>>>>>

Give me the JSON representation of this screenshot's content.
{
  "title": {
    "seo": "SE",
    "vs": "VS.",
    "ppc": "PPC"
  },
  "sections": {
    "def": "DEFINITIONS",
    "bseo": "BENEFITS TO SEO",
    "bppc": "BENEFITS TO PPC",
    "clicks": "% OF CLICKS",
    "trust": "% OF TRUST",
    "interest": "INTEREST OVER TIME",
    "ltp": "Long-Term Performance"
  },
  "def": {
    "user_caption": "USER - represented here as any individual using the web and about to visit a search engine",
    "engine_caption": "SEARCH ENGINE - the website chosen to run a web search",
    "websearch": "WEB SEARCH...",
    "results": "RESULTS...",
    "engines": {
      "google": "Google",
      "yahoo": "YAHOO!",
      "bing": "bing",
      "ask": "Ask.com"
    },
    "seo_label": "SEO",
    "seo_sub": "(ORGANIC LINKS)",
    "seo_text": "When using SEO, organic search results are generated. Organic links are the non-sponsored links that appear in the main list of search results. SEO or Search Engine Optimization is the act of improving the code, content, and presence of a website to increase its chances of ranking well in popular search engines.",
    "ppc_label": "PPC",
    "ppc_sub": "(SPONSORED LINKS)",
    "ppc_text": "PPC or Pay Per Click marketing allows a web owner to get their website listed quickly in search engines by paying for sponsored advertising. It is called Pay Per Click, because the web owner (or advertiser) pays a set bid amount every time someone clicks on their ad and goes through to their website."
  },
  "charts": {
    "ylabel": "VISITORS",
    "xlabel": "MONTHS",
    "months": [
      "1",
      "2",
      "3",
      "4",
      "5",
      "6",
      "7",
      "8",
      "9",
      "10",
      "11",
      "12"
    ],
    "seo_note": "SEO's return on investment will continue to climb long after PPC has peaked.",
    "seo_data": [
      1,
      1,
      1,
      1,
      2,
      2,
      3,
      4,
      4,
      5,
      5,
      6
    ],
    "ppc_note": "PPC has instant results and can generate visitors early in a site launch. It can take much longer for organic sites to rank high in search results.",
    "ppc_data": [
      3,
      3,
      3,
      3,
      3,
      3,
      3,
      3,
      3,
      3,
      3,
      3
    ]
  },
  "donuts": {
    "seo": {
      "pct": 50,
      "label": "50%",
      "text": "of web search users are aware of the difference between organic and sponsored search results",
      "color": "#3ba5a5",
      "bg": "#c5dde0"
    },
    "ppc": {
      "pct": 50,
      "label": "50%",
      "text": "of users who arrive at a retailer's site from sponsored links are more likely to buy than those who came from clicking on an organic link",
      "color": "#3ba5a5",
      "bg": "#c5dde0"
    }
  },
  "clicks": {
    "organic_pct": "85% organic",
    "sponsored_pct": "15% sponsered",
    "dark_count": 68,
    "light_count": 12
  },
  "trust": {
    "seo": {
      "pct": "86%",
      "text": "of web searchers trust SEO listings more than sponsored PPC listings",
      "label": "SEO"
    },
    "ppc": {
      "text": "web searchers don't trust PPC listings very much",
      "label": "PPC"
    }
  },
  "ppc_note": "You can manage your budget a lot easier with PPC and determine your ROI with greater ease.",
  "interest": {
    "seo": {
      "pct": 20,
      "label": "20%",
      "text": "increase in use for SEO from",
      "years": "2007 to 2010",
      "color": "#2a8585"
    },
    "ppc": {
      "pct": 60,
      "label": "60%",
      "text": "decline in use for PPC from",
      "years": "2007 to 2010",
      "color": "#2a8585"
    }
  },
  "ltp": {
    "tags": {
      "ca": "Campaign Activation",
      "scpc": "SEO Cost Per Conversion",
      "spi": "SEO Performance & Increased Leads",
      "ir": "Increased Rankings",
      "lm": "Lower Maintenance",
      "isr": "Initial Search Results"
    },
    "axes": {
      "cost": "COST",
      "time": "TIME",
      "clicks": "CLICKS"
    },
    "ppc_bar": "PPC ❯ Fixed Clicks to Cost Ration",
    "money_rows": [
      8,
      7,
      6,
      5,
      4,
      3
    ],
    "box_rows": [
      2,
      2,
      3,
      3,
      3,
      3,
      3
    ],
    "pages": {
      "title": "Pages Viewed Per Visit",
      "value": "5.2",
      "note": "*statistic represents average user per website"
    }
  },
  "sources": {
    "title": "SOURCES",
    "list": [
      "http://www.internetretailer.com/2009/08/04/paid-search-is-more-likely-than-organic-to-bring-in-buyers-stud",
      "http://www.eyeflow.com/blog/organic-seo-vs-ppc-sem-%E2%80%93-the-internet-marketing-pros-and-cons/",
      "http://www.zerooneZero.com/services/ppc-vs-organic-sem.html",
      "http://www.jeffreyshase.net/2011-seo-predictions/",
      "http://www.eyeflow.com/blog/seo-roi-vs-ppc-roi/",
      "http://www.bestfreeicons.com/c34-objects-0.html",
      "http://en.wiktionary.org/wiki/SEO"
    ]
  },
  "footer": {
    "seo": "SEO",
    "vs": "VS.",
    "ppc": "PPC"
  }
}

<<<<<

▸ EXERCISE
Your task is to repeat the data exactly, with nothing left out.

▸ FULL ANSWER
Give me the JSON representation of this screenshot's content.
{
  "title": {
    "seo": "SE",
    "vs": "VS.",
    "ppc": "PPC"
  },
  "sections": {
    "def": "DEFINITIONS",
    "bseo": "BENEFITS TO SEO",
    "bppc": "BENEFITS TO PPC",
    "clicks": "% OF CLICKS",
    "trust": "% OF TRUST",
    "interest": "INTEREST OVER TIME",
    "ltp": "Long-Term Performance"
  },
  "def": {
    "user_caption": "USER - represented here as any individual using the web and about to visit a search engine",
    "engine_caption": "SEARCH ENGINE - the website chosen to run a web search",
    "websearch": "WEB SEARCH...",
    "results": "RESULTS...",
    "engines": {
      "google": "Google",
      "yahoo": "YAHOO!",
      "bing": "bing",
      "ask": "Ask.com"
    },
    "seo_label": "SEO",
    "seo_sub": "(ORGANIC LINKS)",
    "seo_text": "When using SEO, organic search results are generated. Organic links are the non-sponsored links that appear in the main list of search results. SEO or Search Engine Optimization is the act of improving the code, content, and presence of a website to increase its chances of ranking well in popular search engines.",
    "ppc_label": "PPC",
    "ppc_sub": "(SPONSORED LINKS)",
    "ppc_text": "PPC or Pay Per Click marketing allows a web owner to get their website listed quickly in search engines by paying for sponsored advertising. It is called Pay Per Click, because the web owner (or advertiser) pays a set bid amount every time someone clicks on their ad and goes through to their website."
  },
  "charts": {
    "ylabel": "VISITORS",
    "xlabel": "MONTHS",
    "months": [
      "1",
      "2",
      "3",
      "4",
      "5",
      "6",
      "7",
      "8",
      "9",
      "10",
      "11",
      "12"
    ],
    "seo_note": "SEO's return on investment will continue to climb long after PPC has peaked.",
    "seo_data": [
      1,
      1,
      1,
      1,
      2,
      2,
      3,
      4,
      4,
      5,
      5,
      6
    ],
    "ppc_note": "PPC has instant results and can generate visitors early in a site launch. It can take much longer for organic sites to rank high in search results.",
    "ppc_data": [
      3,
      3,
      3,
      3,
      3,
      3,
      3,
      3,
      3,
      3,
      3,
      3
    ]
  },
  "donuts": {
    "seo": {
      "pct": 50,
      "label": "50%",
      "text": "of web search users are aware of the difference between organic and sponsored search results",
      "color": "#3ba5a5",
      "bg": "#c5dde0"
    },
    "ppc": {
      "pct": 50,
      "label": "50%",
      "text": "of users who arrive at a retailer's site from sponsored links are more likely to buy than those who came from clicking on an organic link",
      "color": "#3ba5a5",
      "bg": "#c5dde0"
    }
  },
  "clicks": {
    "organic_pct": "85% organic",
    "sponsored_pct": "15% sponsered",
    "dark_count": 68,
    "light_count": 12
  },
  "trust": {
    "seo": {
      "pct": "86%",
      "text": "of web searchers trust SEO listings more than sponsored PPC listings",
      "label": "SEO"
    },
    "ppc": {
      "text": "web searchers don't trust PPC listings very much",
      "label": "PPC"
    }
  },
  "ppc_note": "You can manage your budget a lot easier with PPC and determine your ROI with greater ease.",
  "interest": {
    "seo": {
      "pct": 20,
      "label": "20%",
      "text": "increase in use for SEO from",
      "years": "2007 to 2010",
      "color": "#2a8585"
    },
    "ppc": {
      "pct": 60,
      "label": "60%",
      "text": "decline in use for PPC from",
      "years": "2007 to 2010",
      "color": "#2a8585"
    }
  },
  "ltp": {
    "tags": {
      "ca": "Campaign Activation",
      "scpc": "SEO Cost Per Conversion",
      "spi": "SEO Performance & Increased Leads",
      "ir": "Increased Rankings",
      "lm": "Lower Maintenance",
      "isr": "Initial Search Results"
    },
    "axes": {
      "cost": "COST",
      "time": "TIME",
      "clicks": "CLICKS"
    },
    "ppc_bar": "PPC ❯ Fixed Clicks to Cost Ration",
    "money_rows": [
      8,
      7,
      6,
      5,
      4,
      3
    ],
    "box_rows": [
      2,
      2,
      3,
      3,
      3,
      3,
      3
    ],
    "pages": {
      "title": "Pages Viewed Per Visit",
      "value": "5.2",
      "note": "*statistic represents average user per website"
    }
  },
  "sources": {
    "title": "SOURCES",
    "list": [
      "http://www.internetretailer.com/2009/08/04/paid-search-is-more-likely-than-organic-to-bring-in-buyers-stud",
      "http://www.eyeflow.com/blog/organic-seo-vs-ppc-sem-%E2%80%93-the-internet-marketing-pros-and-cons/",
      "http://www.zerooneZero.com/services/ppc-vs-organic-sem.html",
      "http://www.jeffreyshase.net/2011-seo-predictions/",
      "http://www.eyeflow.com/blog/seo-roi-vs-ppc-roi/",
      "http://www.bestfreeicons.com/c34-objects-0.html",
      "http://en.wiktionary.org/wiki/SEO"
    ]
  },
  "footer": {
    "seo": "SEO",
    "vs": "VS.",
    "ppc": "PPC"
  }
}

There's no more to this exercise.